-- EXERCISE --
Go through the listing and pick out each line with the word "Hello" in it.

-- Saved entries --
"""

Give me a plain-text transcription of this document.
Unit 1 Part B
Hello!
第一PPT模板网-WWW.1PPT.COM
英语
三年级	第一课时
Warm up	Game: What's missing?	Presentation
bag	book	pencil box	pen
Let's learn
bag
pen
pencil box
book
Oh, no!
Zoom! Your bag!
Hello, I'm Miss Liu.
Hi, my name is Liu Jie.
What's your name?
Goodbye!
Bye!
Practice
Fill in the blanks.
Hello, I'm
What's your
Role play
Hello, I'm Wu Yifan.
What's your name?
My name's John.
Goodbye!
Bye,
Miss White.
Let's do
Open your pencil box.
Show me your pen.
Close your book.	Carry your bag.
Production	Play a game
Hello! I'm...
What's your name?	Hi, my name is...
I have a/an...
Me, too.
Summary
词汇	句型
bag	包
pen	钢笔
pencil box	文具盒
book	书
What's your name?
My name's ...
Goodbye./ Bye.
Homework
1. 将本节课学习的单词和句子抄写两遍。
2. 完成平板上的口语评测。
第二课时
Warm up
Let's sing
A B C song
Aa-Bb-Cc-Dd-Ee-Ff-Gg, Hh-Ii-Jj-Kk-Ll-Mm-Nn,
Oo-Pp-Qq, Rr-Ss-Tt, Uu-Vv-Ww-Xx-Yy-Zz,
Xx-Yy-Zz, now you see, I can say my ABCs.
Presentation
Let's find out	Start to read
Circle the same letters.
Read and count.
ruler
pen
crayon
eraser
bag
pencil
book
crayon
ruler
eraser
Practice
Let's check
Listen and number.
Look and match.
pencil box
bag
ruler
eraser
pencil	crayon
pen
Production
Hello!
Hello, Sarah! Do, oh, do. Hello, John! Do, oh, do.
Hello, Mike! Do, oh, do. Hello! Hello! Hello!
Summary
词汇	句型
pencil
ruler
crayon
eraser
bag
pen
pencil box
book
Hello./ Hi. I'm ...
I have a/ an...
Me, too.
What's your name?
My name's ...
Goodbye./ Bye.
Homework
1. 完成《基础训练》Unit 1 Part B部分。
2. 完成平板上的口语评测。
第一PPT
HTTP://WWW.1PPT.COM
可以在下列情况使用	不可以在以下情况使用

"""

-- ANSWER TO THE TASK --
Hello!
Hello, I'm Miss Liu.
Hello, I'm
Hello, I'm Wu Yifan.
Hello! I'm...
Hello!
Hello, Sarah! Do, oh, do. Hello, John! Do, oh, do.
Hello, Mike! Do, oh, do. Hello! Hello! Hello!
Hello./ Hi. I'm ...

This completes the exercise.